**Written problem 1**
Please reproduce the passage of the essay about the United States starting at "At this moment, the" and ending at "unimpeded by conscience.".
**Written problem 2**
Name everything the essay about the United States says we must hedge against.

**Supplied text**
----
I have chosen to dedicate this space to an article about the United States... The nation where I grew up (arguably), dreamed my first dreams, and have lived most of my life. A country often regarded as the "Leader Of All Nations," and the "Land Of Opportunity." My grandfather came to this country from Russia expecting to find the streets paved with gold.

At this moment, the United States is a nation at the crossroads, and is exhibiting an increasing dichotomy between its celebrated "American Way," and the harsh realities of 1) how it is now perceived by its own population, and 2) how it is now regarded by the rest of the world. The US is going through a trying period of very painful introspection and intense scrutiny by the other nations which inhabit its neighborhood on the planet.

For the US, these are critical times which demand critical choices...both by those of us who make our geological homes here, and by those of us who are outside of its physical borders. Troubled times create great opportunities for intelligent, enterprising individuals, as well as for pirates, unimpeded by conscience.

Whichever category that you have chosen to occupy, I present you with some information. Each of us has: Things to ponder. Plans to make. Actions to take.


We must do our thinking with the understanding that even the process of our observation, or even our inaction, will have an effect on the circumstances. Remember the Heisenberg Uncertainty Principle? Whether we idly wait or act decisively and precipitously, our personal circumstances will be changed because of our choices. My favorite example is the case of the "ultimate conservative," who leaves his currency in his house safe while he "waits for things to stabilize." This poor fellow (probably living in Arkansas) is losing money daily, while he waits for stability -- and stability, despite its definition, is always temporary. There are actions to take, regardless of instability. We must hedge against domestic inflation, the declining value of the US Dollar, and the tempestuous credit markets. If the world is changing and we choose to hold still, we are being moved anyway.
----
Stored items
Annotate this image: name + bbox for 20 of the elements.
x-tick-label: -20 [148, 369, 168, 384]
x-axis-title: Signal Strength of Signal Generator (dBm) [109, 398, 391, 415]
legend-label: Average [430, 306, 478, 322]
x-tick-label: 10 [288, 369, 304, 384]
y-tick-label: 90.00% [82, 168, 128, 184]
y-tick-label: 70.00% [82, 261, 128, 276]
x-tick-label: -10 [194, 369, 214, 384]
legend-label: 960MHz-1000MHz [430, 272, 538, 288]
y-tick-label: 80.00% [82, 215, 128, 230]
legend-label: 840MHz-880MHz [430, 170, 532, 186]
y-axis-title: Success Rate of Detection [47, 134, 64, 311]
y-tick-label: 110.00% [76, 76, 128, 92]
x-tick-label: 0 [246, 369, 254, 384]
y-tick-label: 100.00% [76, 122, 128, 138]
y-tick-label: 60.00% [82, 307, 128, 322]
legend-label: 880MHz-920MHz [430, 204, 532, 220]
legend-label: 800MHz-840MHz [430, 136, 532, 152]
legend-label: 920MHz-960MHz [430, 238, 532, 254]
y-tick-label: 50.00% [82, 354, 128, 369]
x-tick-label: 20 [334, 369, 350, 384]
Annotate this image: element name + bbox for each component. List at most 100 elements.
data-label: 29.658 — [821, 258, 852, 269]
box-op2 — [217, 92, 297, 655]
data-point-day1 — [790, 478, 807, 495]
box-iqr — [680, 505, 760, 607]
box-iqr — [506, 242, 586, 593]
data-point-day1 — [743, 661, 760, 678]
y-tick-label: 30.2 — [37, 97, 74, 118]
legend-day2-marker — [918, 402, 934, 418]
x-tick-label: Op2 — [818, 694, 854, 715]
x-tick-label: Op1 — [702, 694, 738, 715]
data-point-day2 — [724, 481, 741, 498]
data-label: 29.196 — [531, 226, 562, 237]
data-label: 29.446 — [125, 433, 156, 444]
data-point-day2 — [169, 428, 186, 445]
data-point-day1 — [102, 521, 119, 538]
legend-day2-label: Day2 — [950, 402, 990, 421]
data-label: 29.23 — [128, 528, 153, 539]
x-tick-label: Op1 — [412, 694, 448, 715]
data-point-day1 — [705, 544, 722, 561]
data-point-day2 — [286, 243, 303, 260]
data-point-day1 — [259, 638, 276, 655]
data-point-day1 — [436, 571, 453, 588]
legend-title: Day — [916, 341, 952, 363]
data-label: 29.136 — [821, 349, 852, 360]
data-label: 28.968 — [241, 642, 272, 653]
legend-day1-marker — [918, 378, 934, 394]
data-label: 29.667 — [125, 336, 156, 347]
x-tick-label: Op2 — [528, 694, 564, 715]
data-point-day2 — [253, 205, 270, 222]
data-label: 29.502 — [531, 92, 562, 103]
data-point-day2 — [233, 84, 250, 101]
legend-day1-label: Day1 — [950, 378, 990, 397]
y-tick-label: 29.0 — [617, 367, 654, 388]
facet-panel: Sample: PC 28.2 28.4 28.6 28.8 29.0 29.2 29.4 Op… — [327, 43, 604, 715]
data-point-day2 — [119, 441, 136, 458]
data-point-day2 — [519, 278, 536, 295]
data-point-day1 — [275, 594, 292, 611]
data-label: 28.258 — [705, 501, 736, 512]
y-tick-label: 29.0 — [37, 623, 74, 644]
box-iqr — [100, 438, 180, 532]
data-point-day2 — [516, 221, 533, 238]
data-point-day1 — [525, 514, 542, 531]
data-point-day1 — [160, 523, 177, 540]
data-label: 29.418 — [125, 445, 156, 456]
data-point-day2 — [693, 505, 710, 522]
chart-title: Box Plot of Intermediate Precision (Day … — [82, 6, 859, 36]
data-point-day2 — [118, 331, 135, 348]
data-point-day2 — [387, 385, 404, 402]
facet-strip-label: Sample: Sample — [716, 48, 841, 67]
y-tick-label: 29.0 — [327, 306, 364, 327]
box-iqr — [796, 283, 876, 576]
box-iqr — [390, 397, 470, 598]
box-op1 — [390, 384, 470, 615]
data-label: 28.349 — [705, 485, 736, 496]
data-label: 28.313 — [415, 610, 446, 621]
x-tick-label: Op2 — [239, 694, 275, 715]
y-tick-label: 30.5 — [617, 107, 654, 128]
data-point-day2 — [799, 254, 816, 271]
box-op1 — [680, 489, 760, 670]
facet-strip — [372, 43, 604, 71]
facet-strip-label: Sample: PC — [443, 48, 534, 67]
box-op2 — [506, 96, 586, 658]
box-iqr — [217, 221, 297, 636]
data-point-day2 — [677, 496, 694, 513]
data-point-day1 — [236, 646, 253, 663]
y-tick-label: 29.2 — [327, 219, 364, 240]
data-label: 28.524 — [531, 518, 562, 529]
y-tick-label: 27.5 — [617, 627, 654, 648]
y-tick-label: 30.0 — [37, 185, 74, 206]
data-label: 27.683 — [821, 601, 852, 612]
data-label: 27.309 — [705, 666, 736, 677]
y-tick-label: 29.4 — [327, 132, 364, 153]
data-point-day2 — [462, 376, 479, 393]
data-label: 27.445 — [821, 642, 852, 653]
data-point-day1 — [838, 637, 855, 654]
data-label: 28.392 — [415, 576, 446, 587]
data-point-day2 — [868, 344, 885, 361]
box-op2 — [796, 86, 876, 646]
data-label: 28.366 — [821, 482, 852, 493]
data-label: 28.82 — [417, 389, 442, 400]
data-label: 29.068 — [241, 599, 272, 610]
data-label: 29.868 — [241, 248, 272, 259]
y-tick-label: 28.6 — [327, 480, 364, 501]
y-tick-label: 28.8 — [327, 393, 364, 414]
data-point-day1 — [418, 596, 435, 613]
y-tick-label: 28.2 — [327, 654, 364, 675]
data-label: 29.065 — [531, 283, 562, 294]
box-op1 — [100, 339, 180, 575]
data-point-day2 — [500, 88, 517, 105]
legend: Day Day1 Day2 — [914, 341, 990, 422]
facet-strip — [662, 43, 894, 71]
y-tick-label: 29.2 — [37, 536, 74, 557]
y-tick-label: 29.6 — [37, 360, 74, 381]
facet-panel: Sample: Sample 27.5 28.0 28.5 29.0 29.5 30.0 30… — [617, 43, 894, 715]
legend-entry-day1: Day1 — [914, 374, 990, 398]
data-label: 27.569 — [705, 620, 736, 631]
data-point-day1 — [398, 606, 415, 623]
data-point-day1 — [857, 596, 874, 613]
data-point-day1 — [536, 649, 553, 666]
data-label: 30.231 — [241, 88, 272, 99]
----
**Solution 1**
At this moment, the United States is a nation at the crossroads, and is exhibiting an increasing dichotomy between its celebrated "American Way," and the harsh realities of 1) how it is now perceived by its own population, and 2) how it is now regarded by the rest of the world. The US is going through a trying period of very painful introspection and intense scrutiny by the other nations which inhabit its neighborhood on the planet.

For the US, these are critical times which demand critical choices...both by those of us who make our geological homes here, and by those of us who are outside of its physical borders. Troubled times create great opportunities for intelligent, enterprising individuals, as well as for pirates, unimpeded by conscience.

**Solution 2**
- Domestic inflation
- The declining value of the US Dollar
- The tempestuous credit markets